──────── Data to use

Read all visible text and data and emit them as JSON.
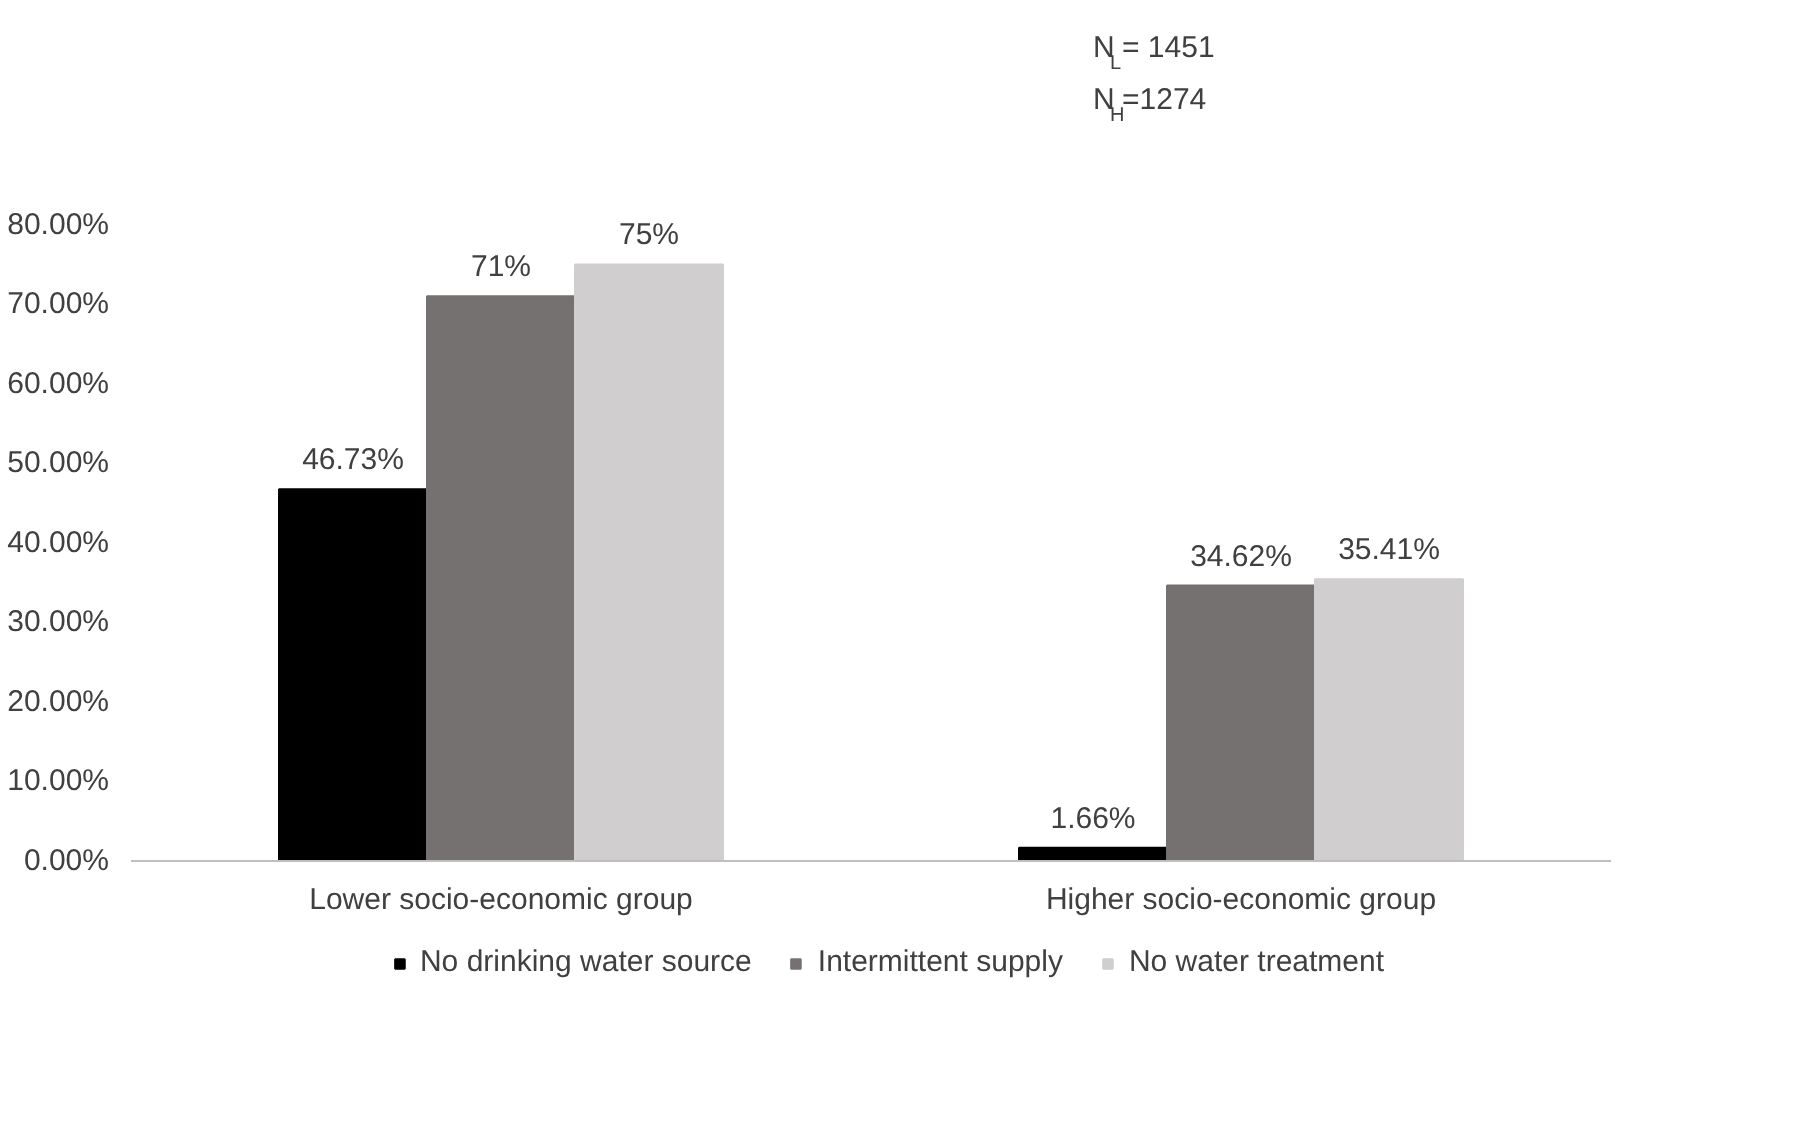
{
  "chart_data": {
    "type": "bar",
    "categories": [
      "Lower socio-economic group",
      "Higher socio-economic group"
    ],
    "series": [
      {
        "name": "No drinking water source",
        "color": "#000000",
        "values": [
          46.73,
          1.66
        ],
        "value_labels": [
          "46.73%",
          "1.66%"
        ]
      },
      {
        "name": "Intermittent supply",
        "color": "#767171",
        "values": [
          71,
          34.62
        ],
        "value_labels": [
          "71%",
          "34.62%"
        ]
      },
      {
        "name": "No water treatment",
        "color": "#d0cece",
        "values": [
          75,
          35.41
        ],
        "value_labels": [
          "75%",
          "35.41%"
        ]
      }
    ],
    "ylim": [
      0,
      80
    ],
    "yticks": [
      {
        "value": 0,
        "label": "0.00%"
      },
      {
        "value": 10,
        "label": "10.00%"
      },
      {
        "value": 20,
        "label": "20.00%"
      },
      {
        "value": 30,
        "label": "30.00%"
      },
      {
        "value": 40,
        "label": "40.00%"
      },
      {
        "value": 50,
        "label": "50.00%"
      },
      {
        "value": 60,
        "label": "60.00%"
      },
      {
        "value": 70,
        "label": "70.00%"
      },
      {
        "value": 80,
        "label": "80.00%"
      }
    ],
    "grid": false,
    "legend": "bottom",
    "annotations": [
      "N$_{L}$= 1451",
      "N$_{H}$=1274"
    ]
  }
}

────────────────

# [Given request]
Retype the entries word for word. Omit any images.

# [Solution for this exercise]
Read all visible text and data and emit them as JSON.
{
  "chart_data": {
    "type": "bar",
    "categories": [
      "Lower socio-economic group",
      "Higher socio-economic group"
    ],
    "series": [
      {
        "name": "No drinking water source",
        "color": "#000000",
        "values": [
          46.73,
          1.66
        ],
        "value_labels": [
          "46.73%",
          "1.66%"
        ]
      },
      {
        "name": "Intermittent supply",
        "color": "#767171",
        "values": [
          71,
          34.62
        ],
        "value_labels": [
          "71%",
          "34.62%"
        ]
      },
      {
        "name": "No water treatment",
        "color": "#d0cece",
        "values": [
          75,
          35.41
        ],
        "value_labels": [
          "75%",
          "35.41%"
        ]
      }
    ],
    "ylim": [
      0,
      80
    ],
    "yticks": [
      {
        "value": 0,
        "label": "0.00%"
      },
      {
        "value": 10,
        "label": "10.00%"
      },
      {
        "value": 20,
        "label": "20.00%"
      },
      {
        "value": 30,
        "label": "30.00%"
      },
      {
        "value": 40,
        "label": "40.00%"
      },
      {
        "value": 50,
        "label": "50.00%"
      },
      {
        "value": 60,
        "label": "60.00%"
      },
      {
        "value": 70,
        "label": "70.00%"
      },
      {
        "value": 80,
        "label": "80.00%"
      }
    ],
    "grid": false,
    "legend": "bottom",
    "annotations": [
      "N$_{L}$= 1451",
      "N$_{H}$=1274"
    ]
  }
}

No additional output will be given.